• SHORT PROBLEM: Gather all lines in the records below that include the word "unique".

• DATASET RECORDS:
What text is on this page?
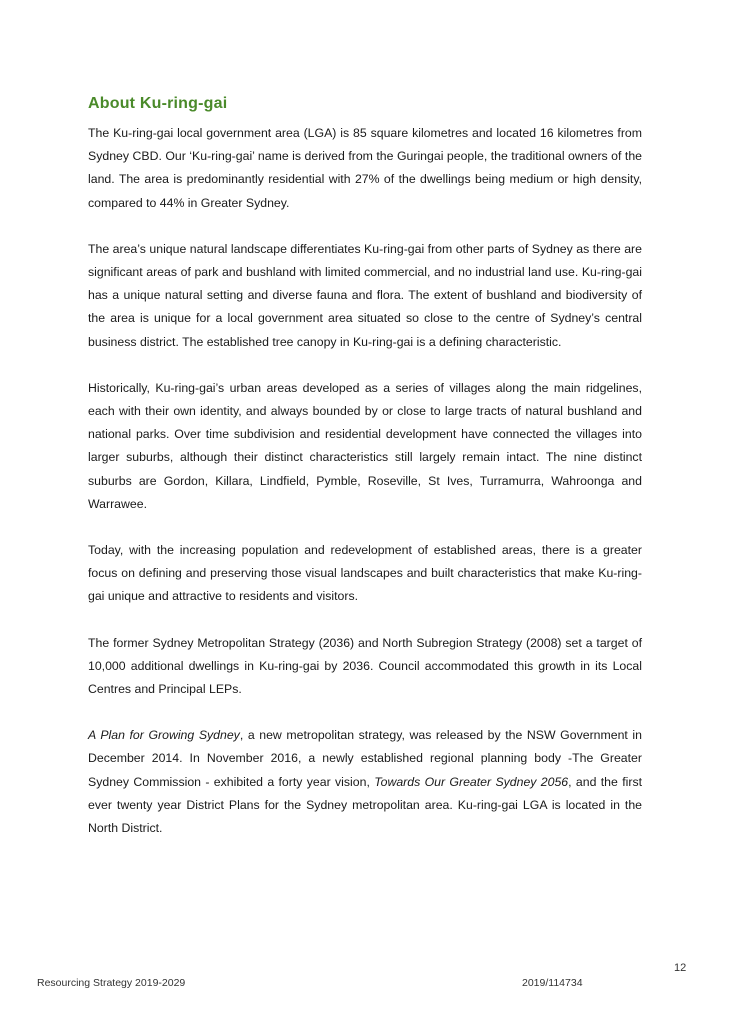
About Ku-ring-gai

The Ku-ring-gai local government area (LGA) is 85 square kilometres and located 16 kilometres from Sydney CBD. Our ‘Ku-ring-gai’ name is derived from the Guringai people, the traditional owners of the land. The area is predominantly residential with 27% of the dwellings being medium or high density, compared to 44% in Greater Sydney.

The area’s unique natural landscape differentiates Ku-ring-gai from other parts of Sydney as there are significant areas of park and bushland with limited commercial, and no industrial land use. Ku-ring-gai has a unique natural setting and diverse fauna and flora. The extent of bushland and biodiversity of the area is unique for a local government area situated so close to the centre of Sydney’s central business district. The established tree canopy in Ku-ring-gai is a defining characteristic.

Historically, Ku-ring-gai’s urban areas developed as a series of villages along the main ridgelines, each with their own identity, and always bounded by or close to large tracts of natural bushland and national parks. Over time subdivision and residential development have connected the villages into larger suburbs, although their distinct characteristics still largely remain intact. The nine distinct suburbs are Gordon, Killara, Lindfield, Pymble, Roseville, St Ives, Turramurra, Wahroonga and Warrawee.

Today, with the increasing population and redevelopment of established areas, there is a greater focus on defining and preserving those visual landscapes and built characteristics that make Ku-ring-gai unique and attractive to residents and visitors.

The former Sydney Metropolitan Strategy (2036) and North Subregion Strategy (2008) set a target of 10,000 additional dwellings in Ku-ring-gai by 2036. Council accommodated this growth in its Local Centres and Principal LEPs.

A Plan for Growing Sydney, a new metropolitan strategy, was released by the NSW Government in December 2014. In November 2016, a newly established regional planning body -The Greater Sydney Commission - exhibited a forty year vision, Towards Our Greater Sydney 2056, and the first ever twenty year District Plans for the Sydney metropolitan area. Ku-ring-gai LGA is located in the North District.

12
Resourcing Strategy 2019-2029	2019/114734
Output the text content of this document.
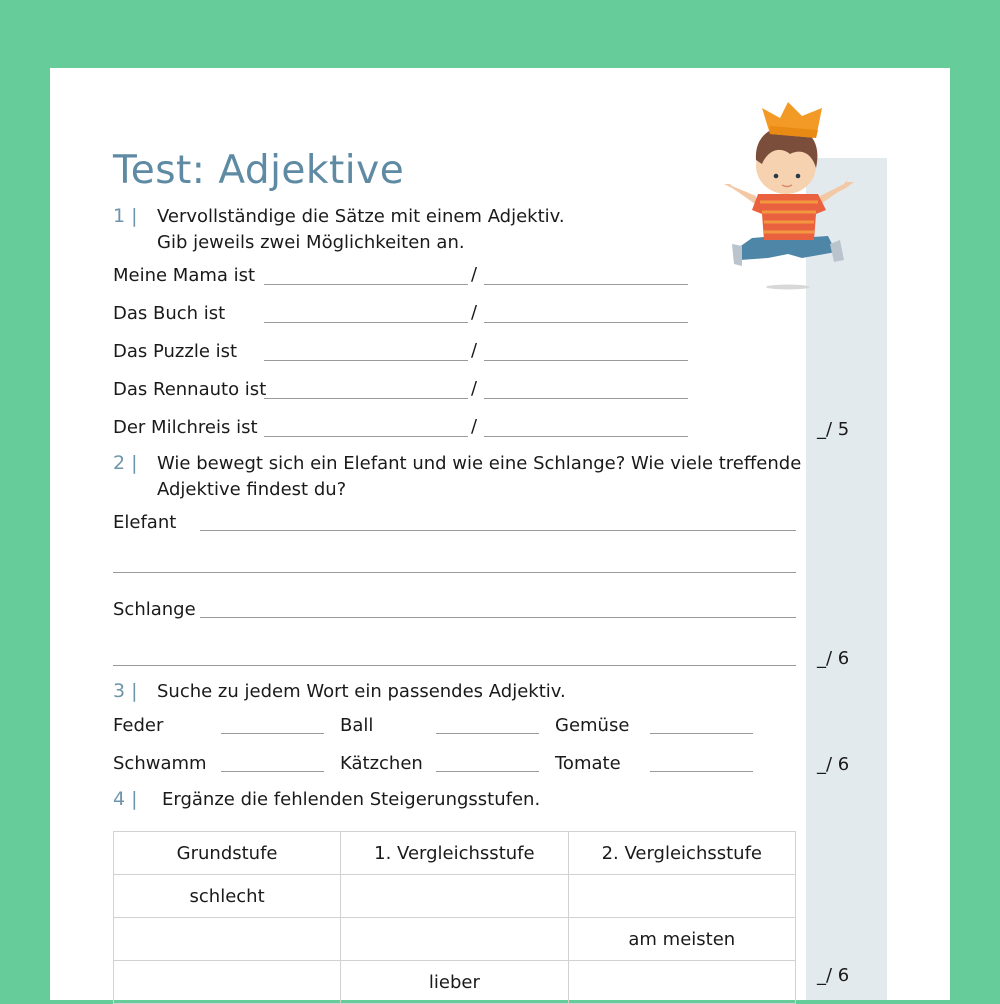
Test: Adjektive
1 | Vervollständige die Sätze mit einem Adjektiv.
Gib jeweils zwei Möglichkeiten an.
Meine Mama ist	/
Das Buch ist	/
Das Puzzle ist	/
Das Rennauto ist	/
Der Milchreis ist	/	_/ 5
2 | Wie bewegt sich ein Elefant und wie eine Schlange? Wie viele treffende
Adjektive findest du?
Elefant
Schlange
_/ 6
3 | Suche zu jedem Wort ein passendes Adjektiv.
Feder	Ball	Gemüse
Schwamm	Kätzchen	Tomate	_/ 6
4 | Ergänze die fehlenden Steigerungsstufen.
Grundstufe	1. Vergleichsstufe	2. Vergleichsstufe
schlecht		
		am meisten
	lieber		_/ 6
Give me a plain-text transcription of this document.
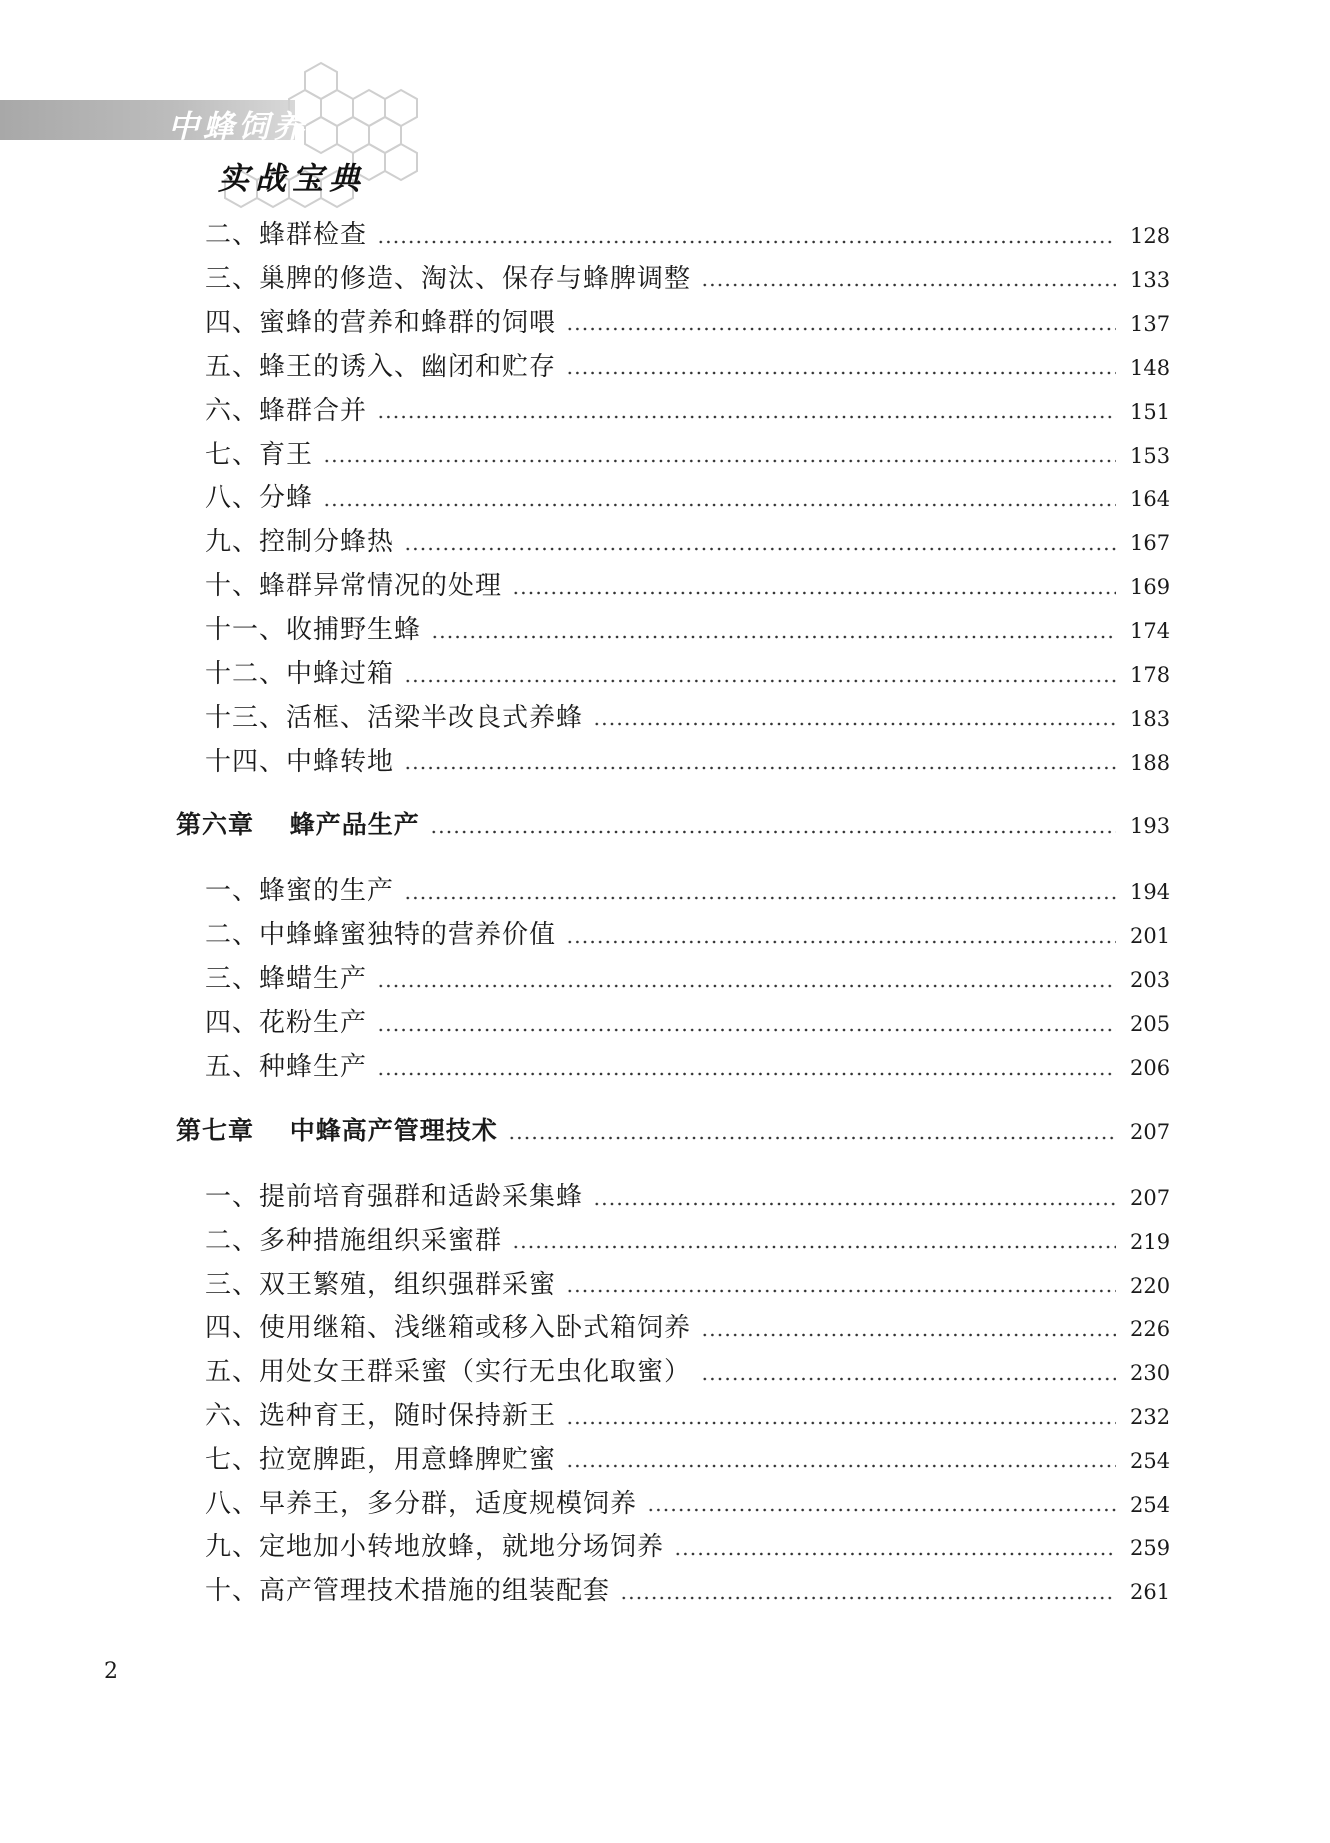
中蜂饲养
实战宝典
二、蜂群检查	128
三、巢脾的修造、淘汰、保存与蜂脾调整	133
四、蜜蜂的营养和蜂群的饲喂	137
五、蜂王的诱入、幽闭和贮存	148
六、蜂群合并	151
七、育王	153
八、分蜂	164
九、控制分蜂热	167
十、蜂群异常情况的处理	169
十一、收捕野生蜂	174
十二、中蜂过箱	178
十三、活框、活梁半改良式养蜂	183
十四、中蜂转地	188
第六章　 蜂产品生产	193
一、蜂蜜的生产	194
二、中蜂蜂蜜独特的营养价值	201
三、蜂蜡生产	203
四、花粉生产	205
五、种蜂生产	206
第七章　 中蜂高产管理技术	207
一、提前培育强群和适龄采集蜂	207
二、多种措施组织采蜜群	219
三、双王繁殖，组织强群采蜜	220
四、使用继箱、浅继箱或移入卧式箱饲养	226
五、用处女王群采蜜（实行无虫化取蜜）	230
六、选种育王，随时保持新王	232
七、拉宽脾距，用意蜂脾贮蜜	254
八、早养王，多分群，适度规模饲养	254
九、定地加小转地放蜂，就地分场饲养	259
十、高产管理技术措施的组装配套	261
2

• EXERCISE ANSWER:
The area’s unique natural landscape differentiates Ku-ring-gai from other parts of Sydney as there are significant areas of park and bushland with limited commercial, and no industrial land use. Ku-ring-gai has a unique natural setting and diverse fauna and flora. The extent of bushland and biodiversity of the area is unique for a local government area situated so close to the centre of Sydney’s central business district. The established tree canopy in Ku-ring-gai is a defining characteristic.
Today, with the increasing population and redevelopment of established areas, there is a greater focus on defining and preserving those visual landscapes and built characteristics that make Ku-ring-gai unique and attractive to residents and visitors.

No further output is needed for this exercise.